Write out each line exactly as it stands, please.

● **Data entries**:
※
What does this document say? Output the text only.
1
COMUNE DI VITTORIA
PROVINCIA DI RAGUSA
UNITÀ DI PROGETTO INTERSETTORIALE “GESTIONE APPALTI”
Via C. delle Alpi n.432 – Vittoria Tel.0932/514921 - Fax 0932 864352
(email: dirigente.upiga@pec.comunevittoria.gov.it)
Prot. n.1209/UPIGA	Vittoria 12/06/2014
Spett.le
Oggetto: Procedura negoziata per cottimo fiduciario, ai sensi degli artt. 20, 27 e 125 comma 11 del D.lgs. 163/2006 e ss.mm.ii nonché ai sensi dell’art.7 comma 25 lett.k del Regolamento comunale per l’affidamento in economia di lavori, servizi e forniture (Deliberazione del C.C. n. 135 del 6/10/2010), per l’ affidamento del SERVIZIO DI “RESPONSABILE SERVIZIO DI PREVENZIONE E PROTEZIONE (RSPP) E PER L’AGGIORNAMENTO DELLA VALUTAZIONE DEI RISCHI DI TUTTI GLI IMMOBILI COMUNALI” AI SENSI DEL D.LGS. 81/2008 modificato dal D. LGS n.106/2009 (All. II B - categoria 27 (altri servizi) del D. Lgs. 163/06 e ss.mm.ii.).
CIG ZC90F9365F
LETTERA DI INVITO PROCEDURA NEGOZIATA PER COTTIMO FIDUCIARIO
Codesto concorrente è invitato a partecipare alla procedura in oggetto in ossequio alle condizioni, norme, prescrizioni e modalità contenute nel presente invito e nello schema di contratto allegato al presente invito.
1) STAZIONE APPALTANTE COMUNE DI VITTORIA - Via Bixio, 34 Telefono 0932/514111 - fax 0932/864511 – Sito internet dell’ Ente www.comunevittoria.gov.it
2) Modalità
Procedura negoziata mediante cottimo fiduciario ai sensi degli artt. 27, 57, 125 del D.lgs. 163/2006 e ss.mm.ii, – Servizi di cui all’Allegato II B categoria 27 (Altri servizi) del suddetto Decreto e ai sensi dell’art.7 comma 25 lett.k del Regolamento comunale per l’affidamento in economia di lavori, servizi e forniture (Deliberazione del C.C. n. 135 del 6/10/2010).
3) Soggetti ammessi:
※
● **PROBLEM SOLUTION**:
What does this document say? Output the text only.
1
COMUNE DI VITTORIA
PROVINCIA DI RAGUSA
UNITÀ DI PROGETTO INTERSETTORIALE “GESTIONE APPALTI”
Via C. delle Alpi n.432 – Vittoria Tel.0932/514921 - Fax 0932 864352
(email: dirigente.upiga@pec.comunevittoria.gov.it)
Prot. n.1209/UPIGA	Vittoria 12/06/2014
Spett.le
Oggetto: Procedura negoziata per cottimo fiduciario, ai sensi degli artt. 20, 27 e 125 comma 11 del D.lgs. 163/2006 e ss.mm.ii nonché ai sensi dell’art.7 comma 25 lett.k del Regolamento comunale per l’affidamento in economia di lavori, servizi e forniture (Deliberazione del C.C. n. 135 del 6/10/2010), per l’ affidamento del SERVIZIO DI “RESPONSABILE SERVIZIO DI PREVENZIONE E PROTEZIONE (RSPP) E PER L’AGGIORNAMENTO DELLA VALUTAZIONE DEI RISCHI DI TUTTI GLI IMMOBILI COMUNALI” AI SENSI DEL D.LGS. 81/2008 modificato dal D. LGS n.106/2009 (All. II B - categoria 27 (altri servizi) del D. Lgs. 163/06 e ss.mm.ii.).
CIG ZC90F9365F
LETTERA DI INVITO PROCEDURA NEGOZIATA PER COTTIMO FIDUCIARIO
Codesto concorrente è invitato a partecipare alla procedura in oggetto in ossequio alle condizioni, norme, prescrizioni e modalità contenute nel presente invito e nello schema di contratto allegato al presente invito.
1) STAZIONE APPALTANTE COMUNE DI VITTORIA - Via Bixio, 34 Telefono 0932/514111 - fax 0932/864511 – Sito internet dell’ Ente www.comunevittoria.gov.it
2) Modalità
Procedura negoziata mediante cottimo fiduciario ai sensi degli artt. 27, 57, 125 del D.lgs. 163/2006 e ss.mm.ii, – Servizi di cui all’Allegato II B categoria 27 (Altri servizi) del suddetto Decreto e ai sensi dell’art.7 comma 25 lett.k del Regolamento comunale per l’affidamento in economia di lavori, servizi e forniture (Deliberazione del C.C. n. 135 del 6/10/2010).
3) Soggetti ammessi:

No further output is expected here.